### DATASET ENTRIES ###

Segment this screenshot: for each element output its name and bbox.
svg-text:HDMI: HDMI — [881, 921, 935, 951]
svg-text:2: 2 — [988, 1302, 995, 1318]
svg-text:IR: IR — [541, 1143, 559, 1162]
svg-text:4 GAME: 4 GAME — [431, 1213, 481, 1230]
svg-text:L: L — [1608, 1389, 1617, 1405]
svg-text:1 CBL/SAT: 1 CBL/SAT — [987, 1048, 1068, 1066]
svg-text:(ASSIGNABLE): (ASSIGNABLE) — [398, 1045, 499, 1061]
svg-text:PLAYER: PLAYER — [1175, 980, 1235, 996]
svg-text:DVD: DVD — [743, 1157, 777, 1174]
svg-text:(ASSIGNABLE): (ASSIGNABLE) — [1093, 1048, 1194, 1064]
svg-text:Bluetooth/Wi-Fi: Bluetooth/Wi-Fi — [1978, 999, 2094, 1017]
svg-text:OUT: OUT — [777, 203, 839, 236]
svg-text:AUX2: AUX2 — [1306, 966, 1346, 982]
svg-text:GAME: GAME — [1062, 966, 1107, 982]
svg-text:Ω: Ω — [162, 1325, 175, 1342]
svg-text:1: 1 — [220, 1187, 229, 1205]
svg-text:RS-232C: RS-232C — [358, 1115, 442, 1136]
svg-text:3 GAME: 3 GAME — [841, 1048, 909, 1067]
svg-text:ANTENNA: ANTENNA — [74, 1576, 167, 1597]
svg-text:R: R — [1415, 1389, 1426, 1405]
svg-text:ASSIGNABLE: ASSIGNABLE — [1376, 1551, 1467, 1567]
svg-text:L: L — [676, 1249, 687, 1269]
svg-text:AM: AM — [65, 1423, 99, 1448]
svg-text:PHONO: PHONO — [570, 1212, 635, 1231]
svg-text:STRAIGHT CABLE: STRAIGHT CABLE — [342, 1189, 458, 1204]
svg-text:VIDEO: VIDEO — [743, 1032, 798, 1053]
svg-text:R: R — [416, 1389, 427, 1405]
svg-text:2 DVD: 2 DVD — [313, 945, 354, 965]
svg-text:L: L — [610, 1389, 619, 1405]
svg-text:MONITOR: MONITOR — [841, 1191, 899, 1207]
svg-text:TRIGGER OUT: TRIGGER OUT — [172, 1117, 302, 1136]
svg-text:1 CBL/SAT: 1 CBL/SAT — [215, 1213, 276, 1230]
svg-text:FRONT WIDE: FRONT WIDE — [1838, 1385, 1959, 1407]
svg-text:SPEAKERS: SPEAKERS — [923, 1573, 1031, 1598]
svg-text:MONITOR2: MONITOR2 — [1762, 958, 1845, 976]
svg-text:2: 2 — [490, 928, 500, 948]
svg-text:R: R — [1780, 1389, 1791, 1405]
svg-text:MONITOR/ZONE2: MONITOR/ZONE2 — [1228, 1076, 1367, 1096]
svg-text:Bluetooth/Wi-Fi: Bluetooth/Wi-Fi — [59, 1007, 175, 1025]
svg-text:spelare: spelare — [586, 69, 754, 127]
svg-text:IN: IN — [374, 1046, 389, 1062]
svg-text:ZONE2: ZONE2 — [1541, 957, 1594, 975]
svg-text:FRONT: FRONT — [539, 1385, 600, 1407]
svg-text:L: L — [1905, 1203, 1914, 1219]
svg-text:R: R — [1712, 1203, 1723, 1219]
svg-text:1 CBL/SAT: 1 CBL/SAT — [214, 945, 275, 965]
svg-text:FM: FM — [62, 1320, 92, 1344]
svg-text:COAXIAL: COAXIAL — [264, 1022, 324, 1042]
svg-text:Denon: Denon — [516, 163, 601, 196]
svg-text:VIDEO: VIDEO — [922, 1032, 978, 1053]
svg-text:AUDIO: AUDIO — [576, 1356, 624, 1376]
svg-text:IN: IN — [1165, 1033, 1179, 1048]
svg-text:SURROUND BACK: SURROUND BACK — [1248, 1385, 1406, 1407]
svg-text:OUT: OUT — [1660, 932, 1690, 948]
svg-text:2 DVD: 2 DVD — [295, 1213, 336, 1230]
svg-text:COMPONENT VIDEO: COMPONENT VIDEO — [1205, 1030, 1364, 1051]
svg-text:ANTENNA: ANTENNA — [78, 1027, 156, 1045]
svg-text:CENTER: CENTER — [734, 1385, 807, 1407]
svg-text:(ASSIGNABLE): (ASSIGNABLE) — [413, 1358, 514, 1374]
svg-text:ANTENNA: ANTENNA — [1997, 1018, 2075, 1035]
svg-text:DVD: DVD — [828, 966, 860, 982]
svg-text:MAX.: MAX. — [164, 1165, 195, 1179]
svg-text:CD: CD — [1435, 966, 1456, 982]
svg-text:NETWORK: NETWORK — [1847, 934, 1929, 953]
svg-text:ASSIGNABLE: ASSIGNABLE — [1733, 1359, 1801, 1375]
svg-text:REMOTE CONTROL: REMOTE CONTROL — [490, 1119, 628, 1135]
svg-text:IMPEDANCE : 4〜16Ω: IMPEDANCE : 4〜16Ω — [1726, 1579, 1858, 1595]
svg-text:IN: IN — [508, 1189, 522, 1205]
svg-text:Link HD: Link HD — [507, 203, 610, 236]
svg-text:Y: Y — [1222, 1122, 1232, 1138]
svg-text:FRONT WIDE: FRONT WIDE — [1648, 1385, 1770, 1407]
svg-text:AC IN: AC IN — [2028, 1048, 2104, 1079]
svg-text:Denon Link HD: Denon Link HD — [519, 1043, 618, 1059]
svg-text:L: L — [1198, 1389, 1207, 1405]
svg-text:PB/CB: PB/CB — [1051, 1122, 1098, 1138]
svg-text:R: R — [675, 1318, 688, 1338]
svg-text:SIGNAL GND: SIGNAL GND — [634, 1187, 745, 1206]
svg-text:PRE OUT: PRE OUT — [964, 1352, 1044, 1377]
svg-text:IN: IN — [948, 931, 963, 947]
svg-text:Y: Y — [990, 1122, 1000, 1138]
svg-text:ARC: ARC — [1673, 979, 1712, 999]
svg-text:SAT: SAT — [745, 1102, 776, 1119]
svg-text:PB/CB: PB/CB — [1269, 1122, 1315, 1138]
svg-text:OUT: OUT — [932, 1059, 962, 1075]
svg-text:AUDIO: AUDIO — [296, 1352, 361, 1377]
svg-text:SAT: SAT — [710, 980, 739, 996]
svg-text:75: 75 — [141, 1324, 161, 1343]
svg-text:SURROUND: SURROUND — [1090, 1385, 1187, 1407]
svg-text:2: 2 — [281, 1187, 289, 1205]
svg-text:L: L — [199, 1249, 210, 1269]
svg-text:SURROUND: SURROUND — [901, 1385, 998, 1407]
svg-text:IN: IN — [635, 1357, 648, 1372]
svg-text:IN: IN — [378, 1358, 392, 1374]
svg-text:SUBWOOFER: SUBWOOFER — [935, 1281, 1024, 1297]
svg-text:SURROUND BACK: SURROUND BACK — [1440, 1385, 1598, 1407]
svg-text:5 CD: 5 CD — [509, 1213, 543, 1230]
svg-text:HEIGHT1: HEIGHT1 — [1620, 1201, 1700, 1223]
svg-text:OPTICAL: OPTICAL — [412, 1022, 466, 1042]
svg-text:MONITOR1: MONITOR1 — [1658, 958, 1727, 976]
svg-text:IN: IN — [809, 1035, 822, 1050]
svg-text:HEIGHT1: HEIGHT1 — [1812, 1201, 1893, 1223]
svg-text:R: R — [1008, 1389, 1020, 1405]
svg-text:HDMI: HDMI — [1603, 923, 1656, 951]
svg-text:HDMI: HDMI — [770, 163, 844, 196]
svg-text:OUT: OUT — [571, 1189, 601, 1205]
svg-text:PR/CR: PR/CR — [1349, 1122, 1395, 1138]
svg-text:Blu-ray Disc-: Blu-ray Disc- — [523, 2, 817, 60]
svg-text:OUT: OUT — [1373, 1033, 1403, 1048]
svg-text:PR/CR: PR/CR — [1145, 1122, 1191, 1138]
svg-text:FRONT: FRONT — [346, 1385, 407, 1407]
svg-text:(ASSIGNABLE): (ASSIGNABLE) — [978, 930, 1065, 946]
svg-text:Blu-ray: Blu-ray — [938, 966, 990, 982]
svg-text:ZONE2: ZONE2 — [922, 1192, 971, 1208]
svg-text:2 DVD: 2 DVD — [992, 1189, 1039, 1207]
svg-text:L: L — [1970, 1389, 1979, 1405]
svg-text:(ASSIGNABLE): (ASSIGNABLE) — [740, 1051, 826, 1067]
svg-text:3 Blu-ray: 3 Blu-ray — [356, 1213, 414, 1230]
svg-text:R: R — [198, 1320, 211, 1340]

###

◆ **DIRECTION**
Rewrite the entries as a Markdown table with the columns No. and Text, one numbered row per line and blank lines left out, starting at the first line of the entries and ending at the line that contains "999, 2094, 1017]".

◆ **OUTPUT OF THE TASK**
| No. | Text |
|---|---|
| 1 | Segment this screenshot: for each element output its name and bbox. |
| 2 | svg-text:HDMI: HDMI — [881, 921, 935, 951] |
| 3 | svg-text:2: 2 — [988, 1302, 995, 1318] |
| 4 | svg-text:IR: IR — [541, 1143, 559, 1162] |
| 5 | svg-text:4 GAME: 4 GAME — [431, 1213, 481, 1230] |
| 6 | svg-text:L: L — [1608, 1389, 1617, 1405] |
| 7 | svg-text:1 CBL/SAT: 1 CBL/SAT — [987, 1048, 1068, 1066] |
| 8 | svg-text:(ASSIGNABLE): (ASSIGNABLE) — [398, 1045, 499, 1061] |
| 9 | svg-text:PLAYER: PLAYER — [1175, 980, 1235, 996] |
| 10 | svg-text:DVD: DVD — [743, 1157, 777, 1174] |
| 11 | svg-text:(ASSIGNABLE): (ASSIGNABLE) — [1093, 1048, 1194, 1064] |
| 12 | svg-text:Bluetooth/Wi-Fi: Bluetooth/Wi-Fi — [1978, 999, 2094, 1017] |